Excerpt from a dataset
----

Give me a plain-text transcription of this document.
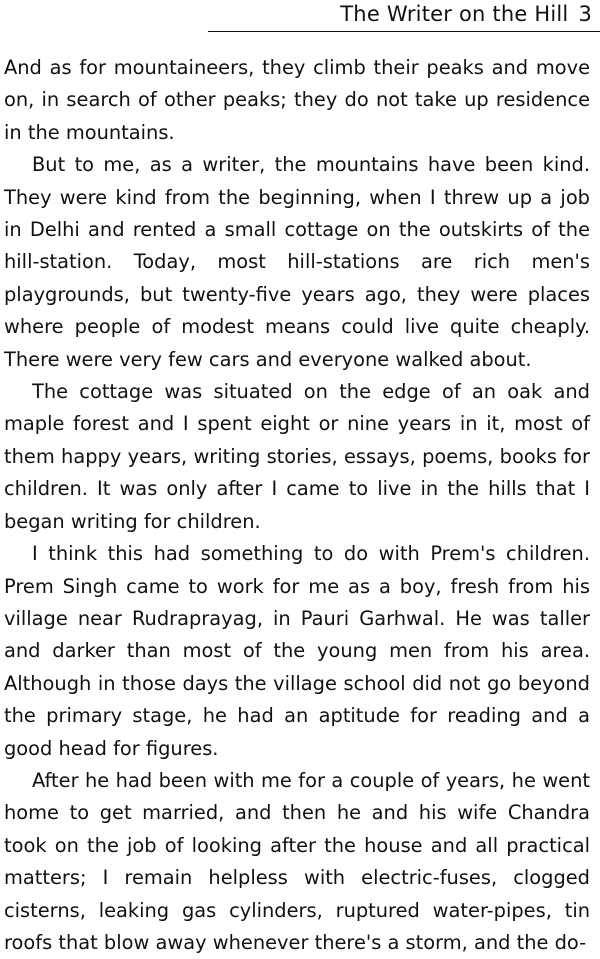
The Writer on the Hill 3

And as for mountaineers, they climb their peaks and move on, in search of other peaks; they do not take up residence in the mountains.

But to me, as a writer, the mountains have been kind. They were kind from the beginning, when I threw up a job in Delhi and rented a small cottage on the outskirts of the hill-station. Today, most hill-stations are rich men's playgrounds, but twenty-five years ago, they were places where people of modest means could live quite cheaply. There were very few cars and everyone walked about.

The cottage was situated on the edge of an oak and maple forest and I spent eight or nine years in it, most of them happy years, writing stories, essays, poems, books for children. It was only after I came to live in the hills that I began writing for children.

I think this had something to do with Prem's children. Prem Singh came to work for me as a boy, fresh from his village near Rudraprayag, in Pauri Garhwal. He was taller and darker than most of the young men from his area. Although in those days the village school did not go beyond the primary stage, he had an aptitude for reading and a good head for figures.

After he had been with me for a couple of years, he went home to get married, and then he and his wife Chandra took on the job of looking after the house and all practical matters; I remain helpless with electric-fuses, clogged cisterns, leaking gas cylinders, ruptured water-pipes, tin roofs that blow away whenever there's a storm, and the do-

----

### TASK OBJECTIVE
Reproduce every entry word for word, but omit the pictures.

### FULL RESPONSE
Give me a plain-text transcription of this document.
The Writer on the Hill 3

And as for mountaineers, they climb their peaks and move on, in search of other peaks; they do not take up residence in the mountains.

But to me, as a writer, the mountains have been kind. They were kind from the beginning, when I threw up a job in Delhi and rented a small cottage on the outskirts of the hill-station. Today, most hill-stations are rich men's playgrounds, but twenty-five years ago, they were places where people of modest means could live quite cheaply. There were very few cars and everyone walked about.

The cottage was situated on the edge of an oak and maple forest and I spent eight or nine years in it, most of them happy years, writing stories, essays, poems, books for children. It was only after I came to live in the hills that I began writing for children.

I think this had something to do with Prem's children. Prem Singh came to work for me as a boy, fresh from his village near Rudraprayag, in Pauri Garhwal. He was taller and darker than most of the young men from his area. Although in those days the village school did not go beyond the primary stage, he had an aptitude for reading and a good head for figures.

After he had been with me for a couple of years, he went home to get married, and then he and his wife Chandra took on the job of looking after the house and all practical matters; I remain helpless with electric-fuses, clogged cisterns, leaking gas cylinders, ruptured water-pipes, tin roofs that blow away whenever there's a storm, and the do-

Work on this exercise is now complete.